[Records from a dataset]
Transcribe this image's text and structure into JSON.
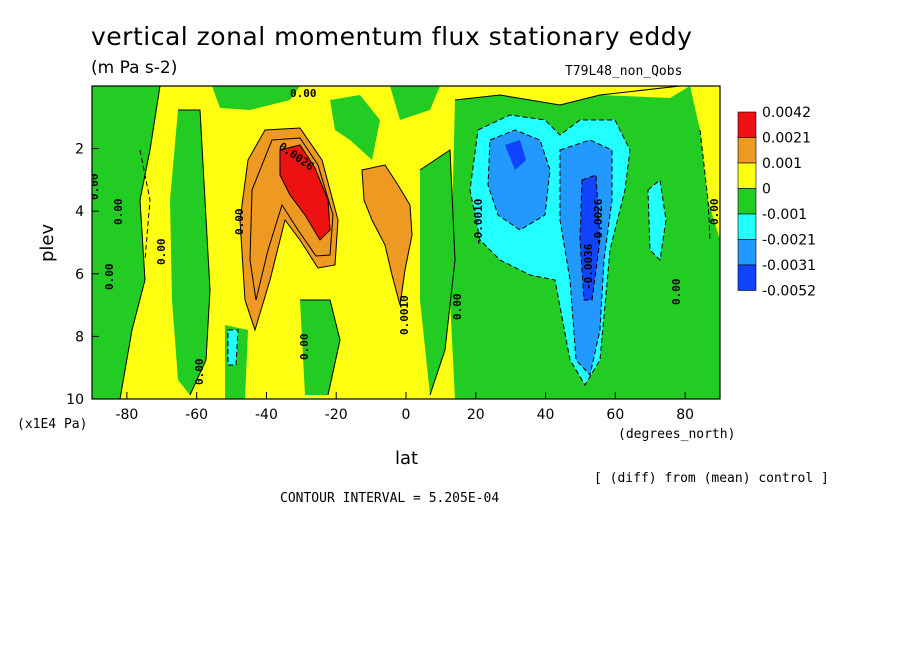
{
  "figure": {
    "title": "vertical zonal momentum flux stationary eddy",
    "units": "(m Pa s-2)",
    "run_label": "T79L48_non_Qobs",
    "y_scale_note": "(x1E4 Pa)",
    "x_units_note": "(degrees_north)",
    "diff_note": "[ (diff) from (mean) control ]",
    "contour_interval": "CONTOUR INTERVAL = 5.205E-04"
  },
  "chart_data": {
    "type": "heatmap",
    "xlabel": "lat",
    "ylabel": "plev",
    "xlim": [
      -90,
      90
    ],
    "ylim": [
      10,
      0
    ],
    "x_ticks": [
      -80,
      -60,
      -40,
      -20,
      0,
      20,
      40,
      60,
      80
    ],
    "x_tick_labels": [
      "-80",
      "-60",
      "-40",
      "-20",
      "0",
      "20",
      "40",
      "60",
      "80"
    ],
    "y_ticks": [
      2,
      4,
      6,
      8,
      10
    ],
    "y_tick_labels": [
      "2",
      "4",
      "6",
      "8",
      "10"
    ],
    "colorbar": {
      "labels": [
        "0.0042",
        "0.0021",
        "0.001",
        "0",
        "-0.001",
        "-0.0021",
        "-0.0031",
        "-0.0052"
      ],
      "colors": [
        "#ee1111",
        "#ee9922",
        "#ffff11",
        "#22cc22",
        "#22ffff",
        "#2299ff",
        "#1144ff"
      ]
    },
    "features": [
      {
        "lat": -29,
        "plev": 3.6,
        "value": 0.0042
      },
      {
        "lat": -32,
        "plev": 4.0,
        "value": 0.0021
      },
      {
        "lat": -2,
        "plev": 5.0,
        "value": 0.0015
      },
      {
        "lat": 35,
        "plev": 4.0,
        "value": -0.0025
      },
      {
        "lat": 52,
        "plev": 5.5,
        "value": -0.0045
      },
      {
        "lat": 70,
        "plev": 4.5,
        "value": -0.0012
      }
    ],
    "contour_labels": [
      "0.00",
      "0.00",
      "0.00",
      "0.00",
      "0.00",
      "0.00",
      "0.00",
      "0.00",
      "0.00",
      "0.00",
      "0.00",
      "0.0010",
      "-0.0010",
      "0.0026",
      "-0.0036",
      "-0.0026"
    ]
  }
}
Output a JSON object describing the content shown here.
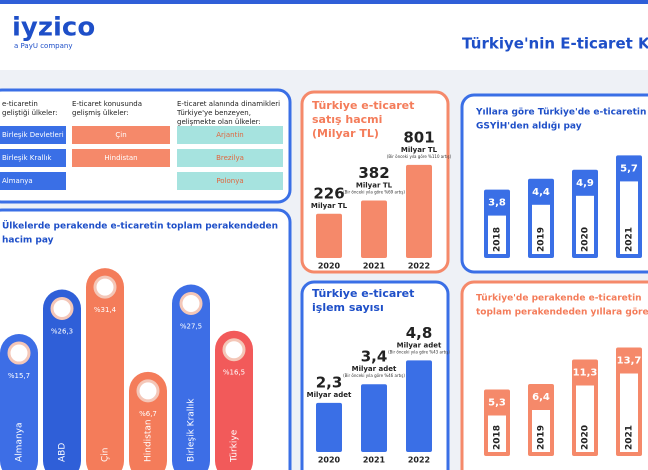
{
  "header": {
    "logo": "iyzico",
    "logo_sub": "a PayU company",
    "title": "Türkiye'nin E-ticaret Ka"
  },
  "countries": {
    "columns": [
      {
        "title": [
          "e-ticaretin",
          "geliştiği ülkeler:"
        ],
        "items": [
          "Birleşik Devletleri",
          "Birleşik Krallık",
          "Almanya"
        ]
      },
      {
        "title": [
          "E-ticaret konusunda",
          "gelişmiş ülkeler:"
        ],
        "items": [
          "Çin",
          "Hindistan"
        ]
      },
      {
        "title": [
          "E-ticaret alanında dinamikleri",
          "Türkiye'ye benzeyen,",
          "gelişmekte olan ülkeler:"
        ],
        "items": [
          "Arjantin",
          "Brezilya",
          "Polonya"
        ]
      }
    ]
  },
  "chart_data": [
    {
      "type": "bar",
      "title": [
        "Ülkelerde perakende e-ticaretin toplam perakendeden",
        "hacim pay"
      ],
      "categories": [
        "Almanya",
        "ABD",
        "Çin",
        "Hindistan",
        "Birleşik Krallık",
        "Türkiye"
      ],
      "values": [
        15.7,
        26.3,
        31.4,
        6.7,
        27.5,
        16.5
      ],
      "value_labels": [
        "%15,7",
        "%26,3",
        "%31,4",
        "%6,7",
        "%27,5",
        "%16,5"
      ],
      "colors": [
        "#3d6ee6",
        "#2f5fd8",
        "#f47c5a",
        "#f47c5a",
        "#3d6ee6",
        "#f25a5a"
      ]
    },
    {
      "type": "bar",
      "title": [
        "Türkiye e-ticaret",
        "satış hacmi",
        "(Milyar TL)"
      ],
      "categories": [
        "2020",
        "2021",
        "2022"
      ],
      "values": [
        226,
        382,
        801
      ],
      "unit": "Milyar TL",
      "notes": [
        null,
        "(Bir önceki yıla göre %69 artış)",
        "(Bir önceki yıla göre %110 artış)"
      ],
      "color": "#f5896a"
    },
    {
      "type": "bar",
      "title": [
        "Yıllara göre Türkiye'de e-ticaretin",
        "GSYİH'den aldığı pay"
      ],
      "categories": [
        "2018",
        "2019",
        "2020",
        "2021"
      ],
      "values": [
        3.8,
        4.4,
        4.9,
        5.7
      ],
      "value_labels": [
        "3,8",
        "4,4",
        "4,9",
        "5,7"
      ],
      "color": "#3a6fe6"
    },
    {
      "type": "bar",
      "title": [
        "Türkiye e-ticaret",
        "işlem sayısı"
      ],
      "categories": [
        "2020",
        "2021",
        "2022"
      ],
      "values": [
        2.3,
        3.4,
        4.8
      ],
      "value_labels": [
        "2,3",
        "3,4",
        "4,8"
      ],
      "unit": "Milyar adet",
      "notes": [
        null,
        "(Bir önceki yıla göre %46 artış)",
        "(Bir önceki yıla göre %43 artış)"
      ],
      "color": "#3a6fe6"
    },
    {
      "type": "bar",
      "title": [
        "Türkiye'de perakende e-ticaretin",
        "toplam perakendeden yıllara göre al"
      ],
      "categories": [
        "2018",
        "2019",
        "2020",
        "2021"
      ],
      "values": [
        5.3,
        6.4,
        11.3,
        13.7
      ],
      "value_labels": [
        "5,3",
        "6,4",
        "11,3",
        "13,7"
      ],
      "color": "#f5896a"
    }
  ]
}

- [Task prompt]:
From the data above, work out how many lines contain the string "Krallık" and reply with only the number.

- [Answer in full]:
2